GIVEN INFORMATION:
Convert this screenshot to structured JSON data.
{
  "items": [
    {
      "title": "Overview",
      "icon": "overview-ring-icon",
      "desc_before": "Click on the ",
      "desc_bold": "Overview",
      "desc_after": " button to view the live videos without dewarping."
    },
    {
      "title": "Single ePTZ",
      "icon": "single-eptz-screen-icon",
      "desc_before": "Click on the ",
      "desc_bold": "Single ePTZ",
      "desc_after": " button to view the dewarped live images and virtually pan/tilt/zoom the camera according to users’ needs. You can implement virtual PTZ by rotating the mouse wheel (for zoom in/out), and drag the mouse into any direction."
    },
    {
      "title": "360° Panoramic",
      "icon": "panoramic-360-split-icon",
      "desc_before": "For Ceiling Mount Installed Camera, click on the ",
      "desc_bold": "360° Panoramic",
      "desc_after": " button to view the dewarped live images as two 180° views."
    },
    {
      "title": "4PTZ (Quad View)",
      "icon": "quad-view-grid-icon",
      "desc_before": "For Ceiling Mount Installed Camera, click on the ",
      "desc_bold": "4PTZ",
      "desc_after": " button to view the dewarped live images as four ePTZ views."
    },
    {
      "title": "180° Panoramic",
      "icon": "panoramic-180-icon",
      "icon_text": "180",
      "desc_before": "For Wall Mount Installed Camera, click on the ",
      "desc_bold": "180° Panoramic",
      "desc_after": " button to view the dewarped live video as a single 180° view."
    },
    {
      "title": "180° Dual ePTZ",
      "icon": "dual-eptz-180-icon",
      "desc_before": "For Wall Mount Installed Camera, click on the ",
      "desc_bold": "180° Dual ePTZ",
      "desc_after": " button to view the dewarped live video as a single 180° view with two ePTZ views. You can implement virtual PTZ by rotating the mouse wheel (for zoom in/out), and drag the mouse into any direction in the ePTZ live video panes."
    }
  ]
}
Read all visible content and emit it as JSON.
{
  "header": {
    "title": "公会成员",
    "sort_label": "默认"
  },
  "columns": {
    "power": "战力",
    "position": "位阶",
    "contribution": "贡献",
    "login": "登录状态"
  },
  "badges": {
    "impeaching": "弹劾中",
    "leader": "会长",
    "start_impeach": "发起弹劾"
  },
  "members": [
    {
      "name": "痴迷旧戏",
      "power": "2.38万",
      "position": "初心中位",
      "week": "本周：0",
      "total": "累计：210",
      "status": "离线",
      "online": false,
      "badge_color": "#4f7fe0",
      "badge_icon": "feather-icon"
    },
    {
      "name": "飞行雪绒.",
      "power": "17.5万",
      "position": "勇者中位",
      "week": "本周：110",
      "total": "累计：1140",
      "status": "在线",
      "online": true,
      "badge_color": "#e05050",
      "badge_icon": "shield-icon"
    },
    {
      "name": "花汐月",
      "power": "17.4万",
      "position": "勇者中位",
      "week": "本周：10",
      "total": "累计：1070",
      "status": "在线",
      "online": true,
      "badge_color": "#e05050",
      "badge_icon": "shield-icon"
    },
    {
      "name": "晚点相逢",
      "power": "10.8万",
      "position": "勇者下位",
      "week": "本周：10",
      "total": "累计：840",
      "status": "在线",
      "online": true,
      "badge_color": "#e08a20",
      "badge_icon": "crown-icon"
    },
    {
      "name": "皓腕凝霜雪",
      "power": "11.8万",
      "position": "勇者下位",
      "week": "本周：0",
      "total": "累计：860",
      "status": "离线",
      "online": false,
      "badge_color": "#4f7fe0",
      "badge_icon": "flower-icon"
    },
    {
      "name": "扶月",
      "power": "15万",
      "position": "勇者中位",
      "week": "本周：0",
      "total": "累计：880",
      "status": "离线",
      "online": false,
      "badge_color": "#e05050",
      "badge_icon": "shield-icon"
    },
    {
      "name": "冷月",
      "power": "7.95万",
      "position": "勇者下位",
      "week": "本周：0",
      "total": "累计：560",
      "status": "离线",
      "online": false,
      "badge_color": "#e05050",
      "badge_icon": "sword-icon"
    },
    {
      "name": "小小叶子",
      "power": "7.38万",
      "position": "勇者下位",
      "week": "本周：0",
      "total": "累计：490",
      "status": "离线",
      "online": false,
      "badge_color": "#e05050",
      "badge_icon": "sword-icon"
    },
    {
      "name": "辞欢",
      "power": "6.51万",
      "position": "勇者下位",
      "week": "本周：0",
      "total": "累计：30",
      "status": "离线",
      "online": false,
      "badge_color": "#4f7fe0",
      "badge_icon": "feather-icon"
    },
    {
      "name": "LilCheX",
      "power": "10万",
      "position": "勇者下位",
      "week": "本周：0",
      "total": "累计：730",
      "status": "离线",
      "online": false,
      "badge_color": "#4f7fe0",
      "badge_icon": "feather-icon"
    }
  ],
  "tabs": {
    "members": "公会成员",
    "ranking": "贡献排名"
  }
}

STATED EXERCISE: Write the material out again in its entirety, exactly as shown.

THE SOLUTION:
Convert this screenshot to structured JSON data.
{
  "items": [
    {
      "title": "Overview",
      "icon": "overview-ring-icon",
      "desc_before": "Click on the ",
      "desc_bold": "Overview",
      "desc_after": " button to view the live videos without dewarping."
    },
    {
      "title": "Single ePTZ",
      "icon": "single-eptz-screen-icon",
      "desc_before": "Click on the ",
      "desc_bold": "Single ePTZ",
      "desc_after": " button to view the dewarped live images and virtually pan/tilt/zoom the camera according to users’ needs. You can implement virtual PTZ by rotating the mouse wheel (for zoom in/out), and drag the mouse into any direction."
    },
    {
      "title": "360° Panoramic",
      "icon": "panoramic-360-split-icon",
      "desc_before": "For Ceiling Mount Installed Camera, click on the ",
      "desc_bold": "360° Panoramic",
      "desc_after": " button to view the dewarped live images as two 180° views."
    },
    {
      "title": "4PTZ (Quad View)",
      "icon": "quad-view-grid-icon",
      "desc_before": "For Ceiling Mount Installed Camera, click on the ",
      "desc_bold": "4PTZ",
      "desc_after": " button to view the dewarped live images as four ePTZ views."
    },
    {
      "title": "180° Panoramic",
      "icon": "panoramic-180-icon",
      "icon_text": "180",
      "desc_before": "For Wall Mount Installed Camera, click on the ",
      "desc_bold": "180° Panoramic",
      "desc_after": " button to view the dewarped live video as a single 180° view."
    },
    {
      "title": "180° Dual ePTZ",
      "icon": "dual-eptz-180-icon",
      "desc_before": "For Wall Mount Installed Camera, click on the ",
      "desc_bold": "180° Dual ePTZ",
      "desc_after": " button to view the dewarped live video as a single 180° view with two ePTZ views. You can implement virtual PTZ by rotating the mouse wheel (for zoom in/out), and drag the mouse into any direction in the ePTZ live video panes."
    }
  ]
}
Read all visible content and emit it as JSON.
{
  "header": {
    "title": "公会成员",
    "sort_label": "默认"
  },
  "columns": {
    "power": "战力",
    "position": "位阶",
    "contribution": "贡献",
    "login": "登录状态"
  },
  "badges": {
    "impeaching": "弹劾中",
    "leader": "会长",
    "start_impeach": "发起弹劾"
  },
  "members": [
    {
      "name": "痴迷旧戏",
      "power": "2.38万",
      "position": "初心中位",
      "week": "本周：0",
      "total": "累计：210",
      "status": "离线",
      "online": false,
      "badge_color": "#4f7fe0",
      "badge_icon": "feather-icon"
    },
    {
      "name": "飞行雪绒.",
      "power": "17.5万",
      "position": "勇者中位",
      "week": "本周：110",
      "total": "累计：1140",
      "status": "在线",
      "online": true,
      "badge_color": "#e05050",
      "badge_icon": "shield-icon"
    },
    {
      "name": "花汐月",
      "power": "17.4万",
      "position": "勇者中位",
      "week": "本周：10",
      "total": "累计：1070",
      "status": "在线",
      "online": true,
      "badge_color": "#e05050",
      "badge_icon": "shield-icon"
    },
    {
      "name": "晚点相逢",
      "power": "10.8万",
      "position": "勇者下位",
      "week": "本周：10",
      "total": "累计：840",
      "status": "在线",
      "online": true,
      "badge_color": "#e08a20",
      "badge_icon": "crown-icon"
    },
    {
      "name": "皓腕凝霜雪",
      "power": "11.8万",
      "position": "勇者下位",
      "week": "本周：0",
      "total": "累计：860",
      "status": "离线",
      "online": false,
      "badge_color": "#4f7fe0",
      "badge_icon": "flower-icon"
    },
    {
      "name": "扶月",
      "power": "15万",
      "position": "勇者中位",
      "week": "本周：0",
      "total": "累计：880",
      "status": "离线",
      "online": false,
      "badge_color": "#e05050",
      "badge_icon": "shield-icon"
    },
    {
      "name": "冷月",
      "power": "7.95万",
      "position": "勇者下位",
      "week": "本周：0",
      "total": "累计：560",
      "status": "离线",
      "online": false,
      "badge_color": "#e05050",
      "badge_icon": "sword-icon"
    },
    {
      "name": "小小叶子",
      "power": "7.38万",
      "position": "勇者下位",
      "week": "本周：0",
      "total": "累计：490",
      "status": "离线",
      "online": false,
      "badge_color": "#e05050",
      "badge_icon": "sword-icon"
    },
    {
      "name": "辞欢",
      "power": "6.51万",
      "position": "勇者下位",
      "week": "本周：0",
      "total": "累计：30",
      "status": "离线",
      "online": false,
      "badge_color": "#4f7fe0",
      "badge_icon": "feather-icon"
    },
    {
      "name": "LilCheX",
      "power": "10万",
      "position": "勇者下位",
      "week": "本周：0",
      "total": "累计：730",
      "status": "离线",
      "online": false,
      "badge_color": "#4f7fe0",
      "badge_icon": "feather-icon"
    }
  ],
  "tabs": {
    "members": "公会成员",
    "ranking": "贡献排名"
  }
}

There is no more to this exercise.